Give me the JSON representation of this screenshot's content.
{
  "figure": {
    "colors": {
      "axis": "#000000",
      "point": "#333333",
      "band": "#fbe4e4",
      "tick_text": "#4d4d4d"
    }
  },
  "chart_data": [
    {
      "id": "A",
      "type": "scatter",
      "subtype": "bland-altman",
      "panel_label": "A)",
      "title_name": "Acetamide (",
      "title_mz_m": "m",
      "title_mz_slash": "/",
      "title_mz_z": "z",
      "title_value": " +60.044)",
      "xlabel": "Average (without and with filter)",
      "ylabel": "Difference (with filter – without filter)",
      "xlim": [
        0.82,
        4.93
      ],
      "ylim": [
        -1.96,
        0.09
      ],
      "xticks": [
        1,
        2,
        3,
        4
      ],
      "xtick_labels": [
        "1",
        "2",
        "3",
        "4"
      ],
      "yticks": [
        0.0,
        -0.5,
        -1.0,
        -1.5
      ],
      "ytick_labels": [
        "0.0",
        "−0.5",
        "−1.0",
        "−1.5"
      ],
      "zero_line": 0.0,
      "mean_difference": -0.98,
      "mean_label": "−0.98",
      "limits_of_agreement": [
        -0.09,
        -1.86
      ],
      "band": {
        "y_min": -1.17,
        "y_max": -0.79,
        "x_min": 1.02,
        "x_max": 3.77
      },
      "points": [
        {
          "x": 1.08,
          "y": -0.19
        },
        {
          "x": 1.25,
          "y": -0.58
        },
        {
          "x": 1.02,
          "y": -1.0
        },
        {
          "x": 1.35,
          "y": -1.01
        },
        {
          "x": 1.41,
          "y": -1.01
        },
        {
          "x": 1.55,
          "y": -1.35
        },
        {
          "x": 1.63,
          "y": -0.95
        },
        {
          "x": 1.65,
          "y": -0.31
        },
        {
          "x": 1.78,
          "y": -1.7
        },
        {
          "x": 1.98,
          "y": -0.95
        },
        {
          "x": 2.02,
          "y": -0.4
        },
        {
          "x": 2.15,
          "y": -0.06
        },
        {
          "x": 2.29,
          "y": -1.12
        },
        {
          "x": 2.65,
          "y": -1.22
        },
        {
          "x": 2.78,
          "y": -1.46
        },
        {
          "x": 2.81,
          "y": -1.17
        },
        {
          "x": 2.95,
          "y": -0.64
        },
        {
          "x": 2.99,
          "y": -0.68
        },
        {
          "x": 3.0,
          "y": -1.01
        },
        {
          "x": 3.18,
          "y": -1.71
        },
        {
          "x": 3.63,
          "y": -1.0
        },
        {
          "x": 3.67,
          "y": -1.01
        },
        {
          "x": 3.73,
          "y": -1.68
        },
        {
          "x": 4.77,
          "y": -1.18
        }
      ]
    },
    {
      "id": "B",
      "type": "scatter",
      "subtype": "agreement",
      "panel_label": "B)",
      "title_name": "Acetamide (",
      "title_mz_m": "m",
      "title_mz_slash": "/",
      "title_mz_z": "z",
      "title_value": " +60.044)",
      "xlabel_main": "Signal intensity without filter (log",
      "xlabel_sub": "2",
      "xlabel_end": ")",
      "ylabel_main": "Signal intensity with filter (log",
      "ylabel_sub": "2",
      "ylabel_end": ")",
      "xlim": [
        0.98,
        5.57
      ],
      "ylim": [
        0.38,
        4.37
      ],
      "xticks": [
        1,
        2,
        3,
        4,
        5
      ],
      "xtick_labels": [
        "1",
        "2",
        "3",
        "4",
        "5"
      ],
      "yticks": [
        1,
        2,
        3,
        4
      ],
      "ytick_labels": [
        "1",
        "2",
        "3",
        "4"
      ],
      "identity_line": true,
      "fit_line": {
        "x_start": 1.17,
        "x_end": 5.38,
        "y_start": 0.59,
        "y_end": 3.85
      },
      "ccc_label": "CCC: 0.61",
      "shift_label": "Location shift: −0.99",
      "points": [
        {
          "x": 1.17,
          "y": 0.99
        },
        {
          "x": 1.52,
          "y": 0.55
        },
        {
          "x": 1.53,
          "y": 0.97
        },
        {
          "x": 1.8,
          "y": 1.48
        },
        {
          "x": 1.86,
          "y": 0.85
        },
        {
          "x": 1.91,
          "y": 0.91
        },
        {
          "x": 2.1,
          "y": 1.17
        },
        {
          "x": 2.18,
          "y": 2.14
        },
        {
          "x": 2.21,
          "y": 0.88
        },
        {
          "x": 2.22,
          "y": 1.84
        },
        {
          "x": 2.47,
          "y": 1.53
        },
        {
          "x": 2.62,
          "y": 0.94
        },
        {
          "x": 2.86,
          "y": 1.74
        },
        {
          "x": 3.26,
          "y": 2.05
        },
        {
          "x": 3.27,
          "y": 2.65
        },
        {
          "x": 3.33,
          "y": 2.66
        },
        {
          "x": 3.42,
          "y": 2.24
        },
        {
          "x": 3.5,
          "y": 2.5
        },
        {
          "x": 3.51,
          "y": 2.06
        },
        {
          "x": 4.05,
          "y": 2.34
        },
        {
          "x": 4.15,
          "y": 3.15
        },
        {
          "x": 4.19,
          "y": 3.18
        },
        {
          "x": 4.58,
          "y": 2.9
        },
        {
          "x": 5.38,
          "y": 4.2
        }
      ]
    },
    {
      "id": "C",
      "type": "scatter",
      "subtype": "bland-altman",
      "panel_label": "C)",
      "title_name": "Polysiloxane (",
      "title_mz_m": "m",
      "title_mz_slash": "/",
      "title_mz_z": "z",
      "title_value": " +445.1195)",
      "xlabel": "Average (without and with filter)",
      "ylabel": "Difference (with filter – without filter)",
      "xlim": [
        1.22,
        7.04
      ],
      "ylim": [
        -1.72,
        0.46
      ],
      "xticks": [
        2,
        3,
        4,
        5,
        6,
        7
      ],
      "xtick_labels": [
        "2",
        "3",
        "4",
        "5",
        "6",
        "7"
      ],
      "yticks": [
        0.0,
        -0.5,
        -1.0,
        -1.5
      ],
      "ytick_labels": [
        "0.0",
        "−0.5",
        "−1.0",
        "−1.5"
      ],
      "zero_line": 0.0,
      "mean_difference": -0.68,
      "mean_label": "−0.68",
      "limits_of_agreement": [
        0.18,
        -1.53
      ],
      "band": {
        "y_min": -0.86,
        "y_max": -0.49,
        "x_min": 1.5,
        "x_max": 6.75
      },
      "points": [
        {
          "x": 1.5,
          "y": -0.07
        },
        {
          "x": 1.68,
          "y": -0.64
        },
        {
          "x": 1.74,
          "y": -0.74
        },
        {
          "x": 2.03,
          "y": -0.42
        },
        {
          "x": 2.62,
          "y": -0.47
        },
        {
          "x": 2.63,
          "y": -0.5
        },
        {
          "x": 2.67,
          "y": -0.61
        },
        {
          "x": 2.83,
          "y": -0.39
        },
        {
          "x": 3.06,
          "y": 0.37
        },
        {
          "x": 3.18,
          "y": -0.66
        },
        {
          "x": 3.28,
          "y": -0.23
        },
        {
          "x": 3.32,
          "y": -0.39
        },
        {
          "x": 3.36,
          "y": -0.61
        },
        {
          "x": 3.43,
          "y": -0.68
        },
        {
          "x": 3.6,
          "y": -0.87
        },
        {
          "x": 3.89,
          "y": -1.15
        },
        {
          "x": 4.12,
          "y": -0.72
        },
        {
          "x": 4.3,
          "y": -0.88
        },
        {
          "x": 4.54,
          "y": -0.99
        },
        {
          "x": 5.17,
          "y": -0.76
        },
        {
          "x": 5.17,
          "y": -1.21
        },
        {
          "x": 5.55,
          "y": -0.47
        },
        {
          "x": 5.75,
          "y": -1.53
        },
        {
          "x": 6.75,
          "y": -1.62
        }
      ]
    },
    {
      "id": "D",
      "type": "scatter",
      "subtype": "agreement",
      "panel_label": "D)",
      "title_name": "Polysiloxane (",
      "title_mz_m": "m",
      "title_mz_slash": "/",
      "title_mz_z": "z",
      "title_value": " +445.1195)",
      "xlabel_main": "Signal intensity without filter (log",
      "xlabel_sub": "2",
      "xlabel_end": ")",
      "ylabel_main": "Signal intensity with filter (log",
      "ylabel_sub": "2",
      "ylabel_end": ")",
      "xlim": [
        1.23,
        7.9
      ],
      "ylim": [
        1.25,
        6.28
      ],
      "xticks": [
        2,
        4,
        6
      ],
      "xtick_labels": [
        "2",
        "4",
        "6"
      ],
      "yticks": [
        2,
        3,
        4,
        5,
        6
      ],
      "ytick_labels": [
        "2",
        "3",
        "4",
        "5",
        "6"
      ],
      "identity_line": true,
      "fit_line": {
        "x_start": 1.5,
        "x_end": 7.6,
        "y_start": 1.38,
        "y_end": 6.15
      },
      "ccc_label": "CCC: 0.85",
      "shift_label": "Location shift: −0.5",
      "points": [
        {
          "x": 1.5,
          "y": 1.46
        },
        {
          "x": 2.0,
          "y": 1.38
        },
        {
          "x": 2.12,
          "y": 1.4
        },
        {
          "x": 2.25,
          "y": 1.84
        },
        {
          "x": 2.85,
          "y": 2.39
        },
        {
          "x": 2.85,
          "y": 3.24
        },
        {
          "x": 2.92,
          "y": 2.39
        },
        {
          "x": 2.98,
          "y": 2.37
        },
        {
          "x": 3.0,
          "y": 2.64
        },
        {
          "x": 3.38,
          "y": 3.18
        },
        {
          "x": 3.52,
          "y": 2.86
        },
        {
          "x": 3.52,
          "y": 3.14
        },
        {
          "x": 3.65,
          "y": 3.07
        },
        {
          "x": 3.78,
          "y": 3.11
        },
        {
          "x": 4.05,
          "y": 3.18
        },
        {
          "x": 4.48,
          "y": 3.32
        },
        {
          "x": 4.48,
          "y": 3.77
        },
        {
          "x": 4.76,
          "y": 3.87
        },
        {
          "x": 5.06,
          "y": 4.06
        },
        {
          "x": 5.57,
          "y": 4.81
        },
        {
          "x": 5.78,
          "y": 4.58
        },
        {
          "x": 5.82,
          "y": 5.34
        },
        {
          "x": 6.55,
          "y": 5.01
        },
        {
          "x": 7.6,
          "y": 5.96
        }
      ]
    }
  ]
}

--------

DESCRIPTION OF THE TASK
Gather from the data above every line with the string "Location".

PROBLEM SOLUTION
      "shift_label": "Location shift: −0.99",
      "shift_label": "Location shift: −0.5",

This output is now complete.